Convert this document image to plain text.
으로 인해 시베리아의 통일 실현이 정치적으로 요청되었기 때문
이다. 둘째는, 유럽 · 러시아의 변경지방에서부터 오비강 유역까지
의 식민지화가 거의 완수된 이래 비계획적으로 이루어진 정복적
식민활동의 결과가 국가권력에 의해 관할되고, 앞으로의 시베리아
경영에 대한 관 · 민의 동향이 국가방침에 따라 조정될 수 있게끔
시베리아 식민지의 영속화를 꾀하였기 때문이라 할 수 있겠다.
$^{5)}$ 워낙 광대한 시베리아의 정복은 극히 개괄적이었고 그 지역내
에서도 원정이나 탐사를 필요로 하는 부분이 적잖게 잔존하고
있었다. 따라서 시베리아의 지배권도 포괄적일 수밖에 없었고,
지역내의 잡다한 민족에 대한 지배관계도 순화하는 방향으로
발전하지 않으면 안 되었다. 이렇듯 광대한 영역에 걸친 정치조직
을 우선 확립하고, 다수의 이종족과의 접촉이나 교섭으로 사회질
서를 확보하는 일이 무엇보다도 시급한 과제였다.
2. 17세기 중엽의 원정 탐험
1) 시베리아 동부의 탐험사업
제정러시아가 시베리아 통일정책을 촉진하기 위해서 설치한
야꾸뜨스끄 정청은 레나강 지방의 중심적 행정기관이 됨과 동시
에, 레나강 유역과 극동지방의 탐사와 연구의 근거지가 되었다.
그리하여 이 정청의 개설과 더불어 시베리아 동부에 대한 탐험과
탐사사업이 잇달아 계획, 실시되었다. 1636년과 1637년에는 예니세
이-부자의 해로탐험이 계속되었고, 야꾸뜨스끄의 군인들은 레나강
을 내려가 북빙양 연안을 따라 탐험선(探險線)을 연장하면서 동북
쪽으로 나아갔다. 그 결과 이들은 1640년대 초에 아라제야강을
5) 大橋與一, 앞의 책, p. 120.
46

+ + + + +

**Directions**: Set down each entry again, unchanged.

**Response to this task**:
Convert this document image to plain text.
으로 인해 시베리아의 통일 실현이 정치적으로 요청되었기 때문
이다. 둘째는, 유럽 · 러시아의 변경지방에서부터 오비강 유역까지
의 식민지화가 거의 완수된 이래 비계획적으로 이루어진 정복적
식민활동의 결과가 국가권력에 의해 관할되고, 앞으로의 시베리아
경영에 대한 관 · 민의 동향이 국가방침에 따라 조정될 수 있게끔
시베리아 식민지의 영속화를 꾀하였기 때문이라 할 수 있겠다.
$^{5)}$ 워낙 광대한 시베리아의 정복은 극히 개괄적이었고 그 지역내
에서도 원정이나 탐사를 필요로 하는 부분이 적잖게 잔존하고
있었다. 따라서 시베리아의 지배권도 포괄적일 수밖에 없었고,
지역내의 잡다한 민족에 대한 지배관계도 순화하는 방향으로
발전하지 않으면 안 되었다. 이렇듯 광대한 영역에 걸친 정치조직
을 우선 확립하고, 다수의 이종족과의 접촉이나 교섭으로 사회질
서를 확보하는 일이 무엇보다도 시급한 과제였다.
2. 17세기 중엽의 원정 탐험
1) 시베리아 동부의 탐험사업
제정러시아가 시베리아 통일정책을 촉진하기 위해서 설치한
야꾸뜨스끄 정청은 레나강 지방의 중심적 행정기관이 됨과 동시
에, 레나강 유역과 극동지방의 탐사와 연구의 근거지가 되었다.
그리하여 이 정청의 개설과 더불어 시베리아 동부에 대한 탐험과
탐사사업이 잇달아 계획, 실시되었다. 1636년과 1637년에는 예니세
이-부자의 해로탐험이 계속되었고, 야꾸뜨스끄의 군인들은 레나강
을 내려가 북빙양 연안을 따라 탐험선(探險線)을 연장하면서 동북
쪽으로 나아갔다. 그 결과 이들은 1640년대 초에 아라제야강을
5) 大橋與一, 앞의 책, p. 120.
46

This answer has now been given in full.